▶ **REQUIRED TASK**:
In the data below, find every line that has the string "name", and copy it.

## BEGIN EXERCISE INPUTS

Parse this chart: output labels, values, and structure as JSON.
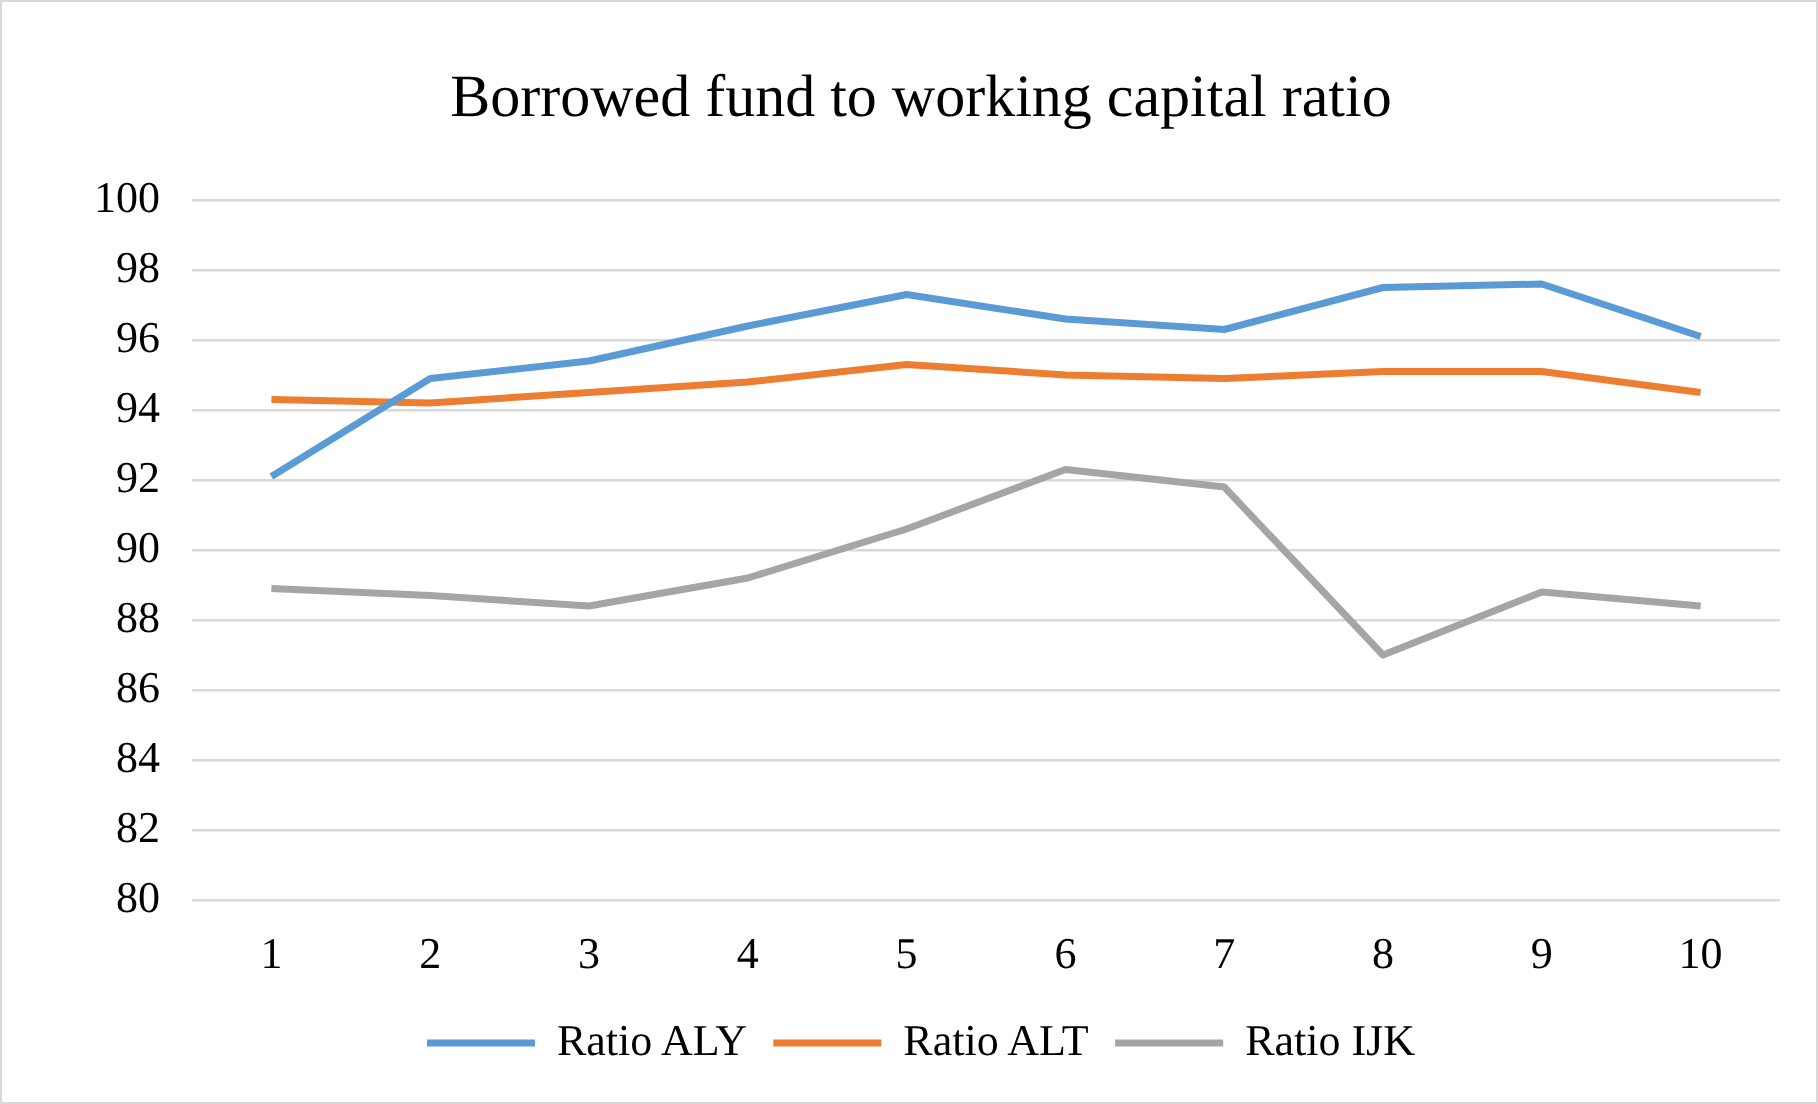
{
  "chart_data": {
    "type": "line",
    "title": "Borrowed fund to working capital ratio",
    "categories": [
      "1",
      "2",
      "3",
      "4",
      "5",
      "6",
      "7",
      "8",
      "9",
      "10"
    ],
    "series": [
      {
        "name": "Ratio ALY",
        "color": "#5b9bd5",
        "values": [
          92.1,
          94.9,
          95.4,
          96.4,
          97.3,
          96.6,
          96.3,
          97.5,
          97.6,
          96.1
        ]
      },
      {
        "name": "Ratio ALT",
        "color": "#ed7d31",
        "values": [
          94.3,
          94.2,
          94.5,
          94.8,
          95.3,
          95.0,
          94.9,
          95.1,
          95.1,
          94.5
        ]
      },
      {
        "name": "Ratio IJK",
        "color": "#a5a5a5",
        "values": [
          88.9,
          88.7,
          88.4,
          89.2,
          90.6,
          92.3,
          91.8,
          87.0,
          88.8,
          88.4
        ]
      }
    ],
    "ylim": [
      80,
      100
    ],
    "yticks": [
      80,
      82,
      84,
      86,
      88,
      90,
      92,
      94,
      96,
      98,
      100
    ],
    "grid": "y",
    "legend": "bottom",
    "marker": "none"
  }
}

## END EXERCISE INPUTS

▶ **THE OUTPUT**:
        "name": "Ratio ALY",
        "name": "Ratio ALT",
        "name": "Ratio IJK",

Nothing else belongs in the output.